> **EXERCISE REQUIREMENTS**
Report each line of the data that has "structured" somewhere in it.

> **INFORMATION SHOWN**
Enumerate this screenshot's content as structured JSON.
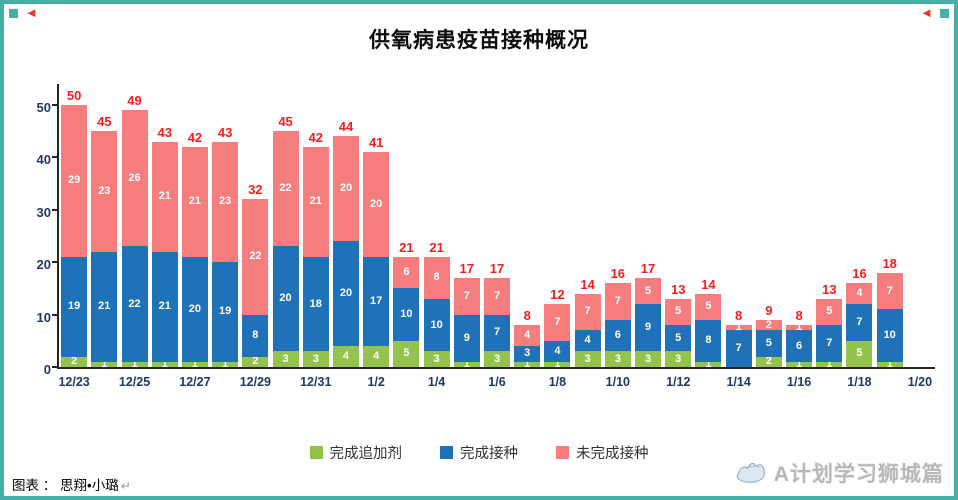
{
  "page": {
    "background": "#ffffff",
    "frame_color": "#45b0a6"
  },
  "decorations": {
    "corner_arrow_color": "#e23a34",
    "corner_square_color": "#45b0a6"
  },
  "chart_data": {
    "type": "bar",
    "stacked": true,
    "title": "供氧病患疫苗接种概况",
    "categories": [
      "12/23",
      "12/24",
      "12/25",
      "12/26",
      "12/27",
      "12/28",
      "12/29",
      "12/30",
      "12/31",
      "1/1",
      "1/2",
      "1/3",
      "1/4",
      "1/5",
      "1/6",
      "1/7",
      "1/8",
      "1/9",
      "1/10",
      "1/11",
      "1/12",
      "1/13",
      "1/14",
      "1/15",
      "1/16",
      "1/17",
      "1/18",
      "1/19"
    ],
    "x_tick_labels": [
      "12/23",
      "12/25",
      "12/27",
      "12/29",
      "12/31",
      "1/2",
      "1/4",
      "1/6",
      "1/8",
      "1/10",
      "1/12",
      "1/14",
      "1/16",
      "1/18",
      "1/20"
    ],
    "series": [
      {
        "name": "完成追加剂",
        "color": "#94c34d",
        "values": [
          2,
          1,
          1,
          1,
          1,
          1,
          2,
          3,
          3,
          4,
          4,
          5,
          3,
          1,
          3,
          1,
          1,
          3,
          3,
          3,
          3,
          1,
          0,
          2,
          1,
          1,
          5,
          1
        ]
      },
      {
        "name": "完成接种",
        "color": "#1f72b8",
        "values": [
          19,
          21,
          22,
          21,
          20,
          19,
          8,
          20,
          18,
          20,
          17,
          10,
          10,
          9,
          7,
          3,
          4,
          4,
          6,
          9,
          5,
          8,
          7,
          5,
          6,
          7,
          7,
          10
        ]
      },
      {
        "name": "未完成接种",
        "color": "#f57d7d",
        "values": [
          29,
          23,
          26,
          21,
          21,
          23,
          22,
          22,
          21,
          20,
          20,
          6,
          8,
          7,
          7,
          4,
          7,
          7,
          7,
          5,
          5,
          5,
          1,
          2,
          1,
          5,
          4,
          7
        ]
      }
    ],
    "totals": [
      50,
      45,
      49,
      43,
      42,
      43,
      32,
      45,
      42,
      44,
      41,
      21,
      21,
      17,
      17,
      8,
      12,
      14,
      16,
      17,
      13,
      14,
      8,
      9,
      8,
      13,
      16,
      18
    ],
    "total_label_color": "#f81d1d",
    "axis_label_color": "#1f3864",
    "y_ticks": [
      0,
      10,
      20,
      30,
      40,
      50
    ],
    "ylim": [
      0,
      54
    ],
    "grid": false,
    "legend_position": "bottom"
  },
  "footer": {
    "credit": "图表 ： 思翔•小璐",
    "return_mark": "↵"
  },
  "watermark": {
    "text": "A计划学习狮城篇",
    "icon": "hands-icon"
  }
}
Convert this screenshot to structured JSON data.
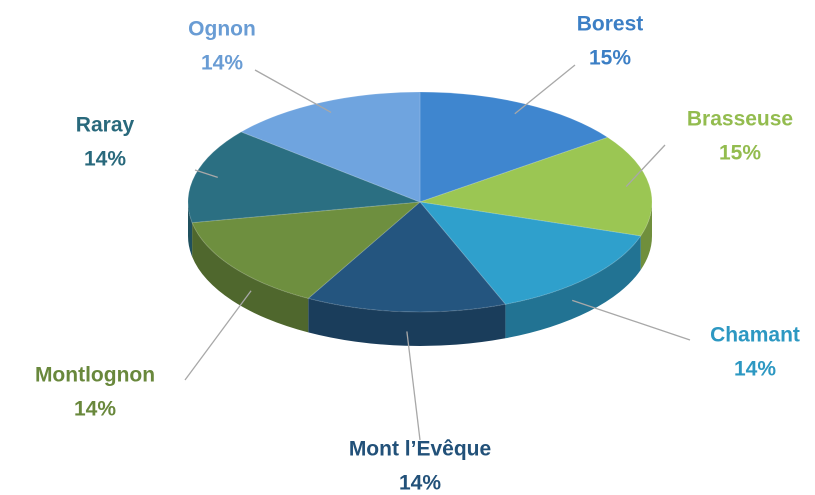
{
  "chart_data": {
    "type": "pie",
    "categories": [
      "Borest",
      "Brasseuse",
      "Chamant",
      "Mont l’Evêque",
      "Montlognon",
      "Raray",
      "Ognon"
    ],
    "values": [
      15,
      15,
      14,
      14,
      14,
      14,
      14
    ],
    "value_labels": [
      "15%",
      "15%",
      "14%",
      "14%",
      "14%",
      "14%",
      "14%"
    ],
    "colors": [
      "#3f86cf",
      "#9bc653",
      "#2fa0cc",
      "#24557f",
      "#6e8f3f",
      "#2b6f82",
      "#6fa4df"
    ]
  }
}
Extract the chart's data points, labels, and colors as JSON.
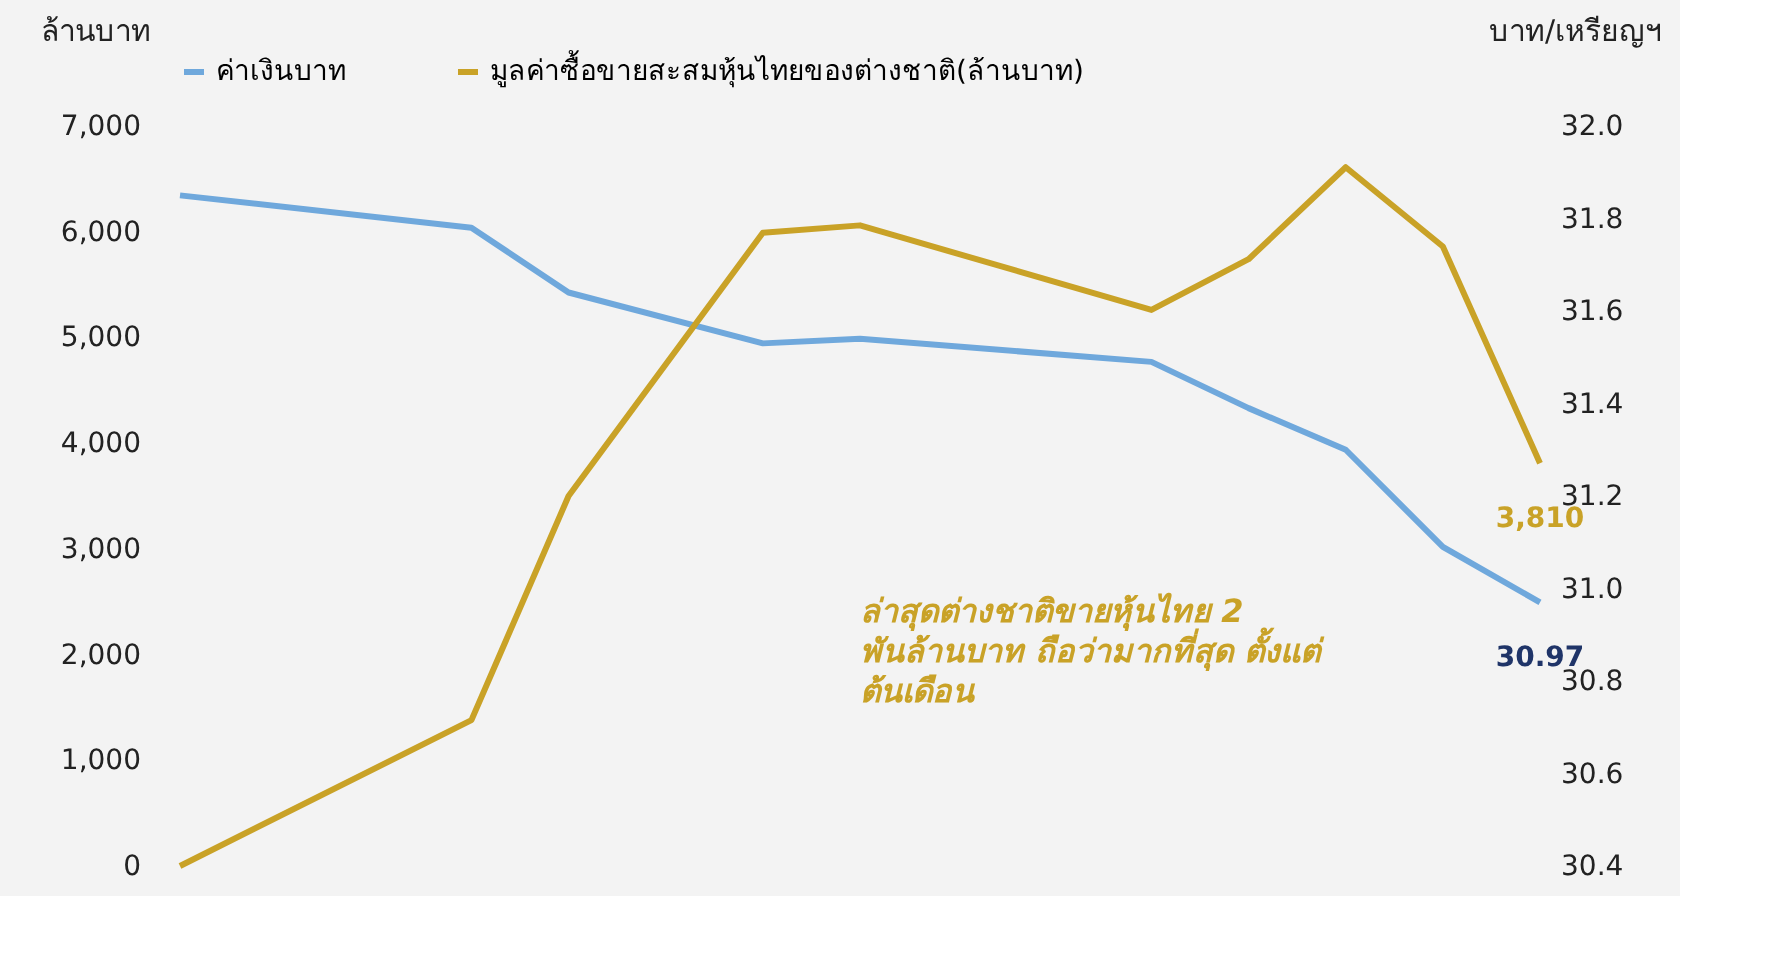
{
  "chart_data": {
    "type": "line",
    "ylabel": "ล้านบาท",
    "y2label": "บาท/เหรียญฯ",
    "categories": [
      null,
      null,
      null,
      null,
      null,
      null,
      null,
      null,
      null,
      null,
      null,
      null,
      null,
      null,
      null
    ],
    "ylim": [
      0,
      7000
    ],
    "yticks": [
      {
        "value": 0,
        "label": "0"
      },
      {
        "value": 1000,
        "label": "1,000"
      },
      {
        "value": 2000,
        "label": "2,000"
      },
      {
        "value": 3000,
        "label": "3,000"
      },
      {
        "value": 4000,
        "label": "4,000"
      },
      {
        "value": 5000,
        "label": "5,000"
      },
      {
        "value": 6000,
        "label": "6,000"
      },
      {
        "value": 7000,
        "label": "7,000"
      }
    ],
    "y2lim": [
      30.4,
      32.0
    ],
    "y2ticks": [
      {
        "value": 30.4,
        "label": "30.4"
      },
      {
        "value": 30.6,
        "label": "30.6"
      },
      {
        "value": 30.8,
        "label": "30.8"
      },
      {
        "value": 31.0,
        "label": "31.0"
      },
      {
        "value": 31.2,
        "label": "31.2"
      },
      {
        "value": 31.4,
        "label": "31.4"
      },
      {
        "value": 31.6,
        "label": "31.6"
      },
      {
        "value": 31.8,
        "label": "31.8"
      },
      {
        "value": 32.0,
        "label": "32.0"
      }
    ],
    "series": [
      {
        "name": "ค่าเงินบาท",
        "color": "#6fa8dc",
        "axis": "y2",
        "values": [
          31.85,
          null,
          null,
          31.78,
          31.64,
          null,
          31.53,
          31.54,
          null,
          null,
          31.49,
          31.39,
          31.3,
          31.09,
          30.97
        ],
        "value_labels": [
          null,
          null,
          null,
          null,
          null,
          null,
          null,
          null,
          null,
          null,
          null,
          null,
          null,
          null,
          "30.97"
        ]
      },
      {
        "name": "มูลค่าซื้อขายสะสมหุ้นไทยของต่างชาติ(ล้านบาท)",
        "color": "#c9a227",
        "axis": "y",
        "values": [
          0,
          null,
          null,
          1380,
          3500,
          null,
          5990,
          6060,
          null,
          null,
          5260,
          5740,
          6610,
          5860,
          3810
        ],
        "value_labels": [
          null,
          null,
          null,
          null,
          null,
          null,
          null,
          null,
          null,
          null,
          null,
          null,
          null,
          null,
          "3,810"
        ]
      }
    ],
    "annotations": [
      "ล่าสุดต่างชาติขายหุ้นไทย 2\nพันล้านบาท ถือว่ามากที่สุด ตั้งแต่\nต้นเดือน"
    ],
    "legend": "top",
    "grid": false,
    "tick_labels": "y",
    "line_style": "solid",
    "marker": "none"
  }
}
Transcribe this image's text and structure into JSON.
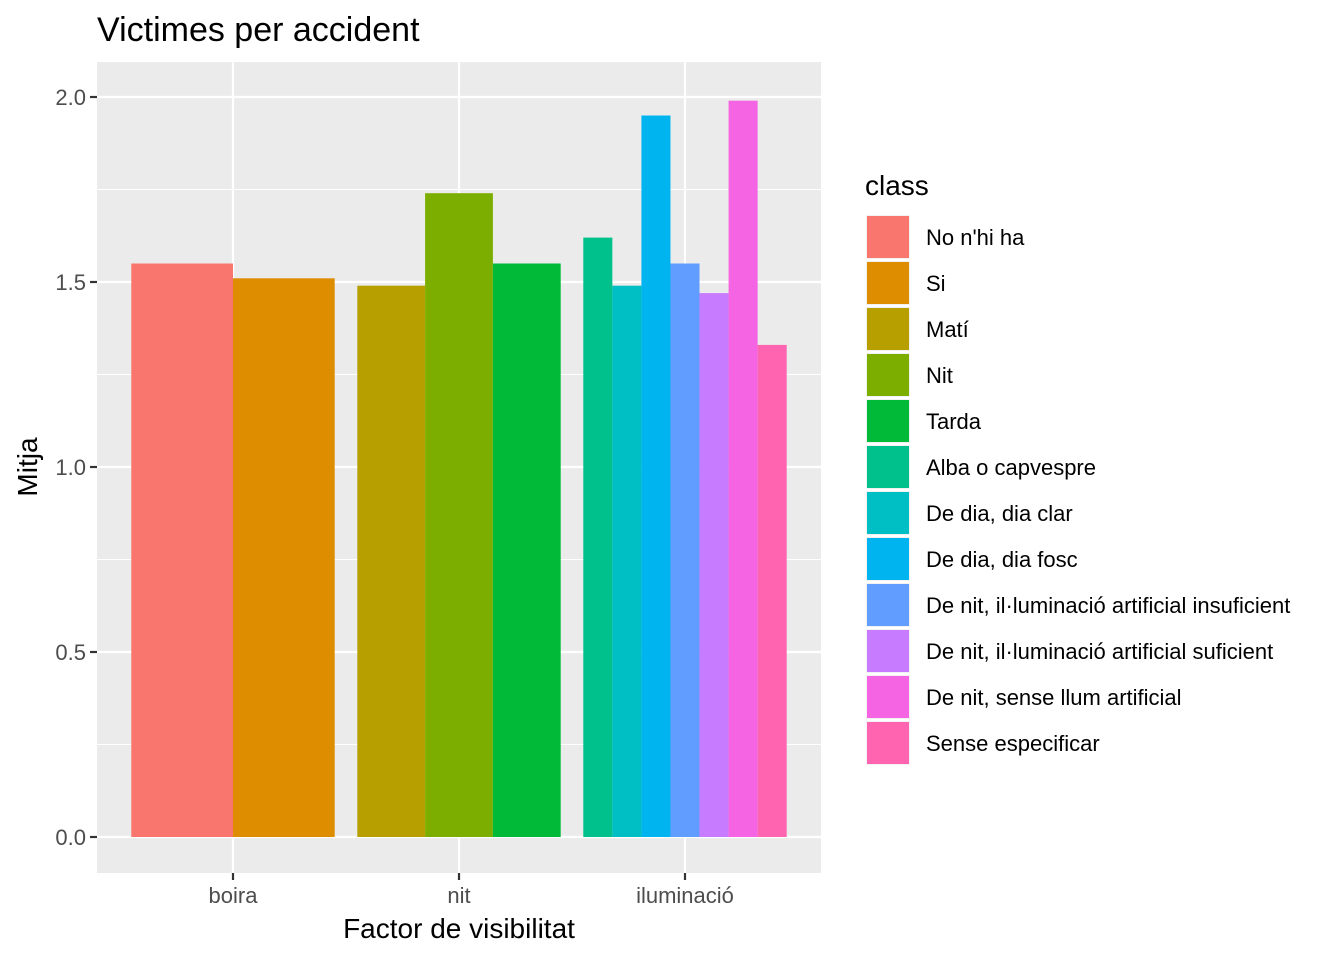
{
  "chart_data": {
    "type": "bar",
    "title": "Victimes per accident",
    "xlabel": "Factor de visibilitat",
    "ylabel": "Mitja",
    "ylim": [
      0,
      2.1
    ],
    "yticks": [
      "0.0",
      "0.5",
      "1.0",
      "1.5",
      "2.0"
    ],
    "categories": [
      "boira",
      "nit",
      "iluminació"
    ],
    "legend": {
      "title": "class",
      "placement": "right",
      "items": [
        {
          "label": "No n'hi ha",
          "color": "#F8766D"
        },
        {
          "label": "Si",
          "color": "#DE8C00"
        },
        {
          "label": "Matí",
          "color": "#B79F00"
        },
        {
          "label": "Nit",
          "color": "#7CAE00"
        },
        {
          "label": "Tarda",
          "color": "#00BA38"
        },
        {
          "label": "Alba o capvespre",
          "color": "#00C08B"
        },
        {
          "label": "De dia, dia clar",
          "color": "#00BFC4"
        },
        {
          "label": "De dia, dia fosc",
          "color": "#00B4F0"
        },
        {
          "label": "De nit, il·luminació artificial insuficient",
          "color": "#619CFF"
        },
        {
          "label": "De nit, il·luminació artificial suficient",
          "color": "#C77CFF"
        },
        {
          "label": "De nit, sense llum artificial",
          "color": "#F564E3"
        },
        {
          "label": "Sense especificar",
          "color": "#FF64B0"
        }
      ]
    },
    "groups": [
      {
        "category": "boira",
        "bars": [
          {
            "class": "No n'hi ha",
            "value": 1.55
          },
          {
            "class": "Si",
            "value": 1.51
          }
        ]
      },
      {
        "category": "nit",
        "bars": [
          {
            "class": "Matí",
            "value": 1.49
          },
          {
            "class": "Nit",
            "value": 1.74
          },
          {
            "class": "Tarda",
            "value": 1.55
          }
        ]
      },
      {
        "category": "iluminació",
        "bars": [
          {
            "class": "Alba o capvespre",
            "value": 1.62
          },
          {
            "class": "De dia, dia clar",
            "value": 1.49
          },
          {
            "class": "De dia, dia fosc",
            "value": 1.95
          },
          {
            "class": "De nit, il·luminació artificial insuficient",
            "value": 1.55
          },
          {
            "class": "De nit, il·luminació artificial suficient",
            "value": 1.47
          },
          {
            "class": "De nit, sense llum artificial",
            "value": 1.99
          },
          {
            "class": "Sense especificar",
            "value": 1.33
          }
        ]
      }
    ],
    "grid": true,
    "panel_background": "#EBEBEB"
  }
}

> **WRITTEN ANSWER**
Enumerate this screenshot's content as structured JSON.
Convert this screenshot to structured JSON data.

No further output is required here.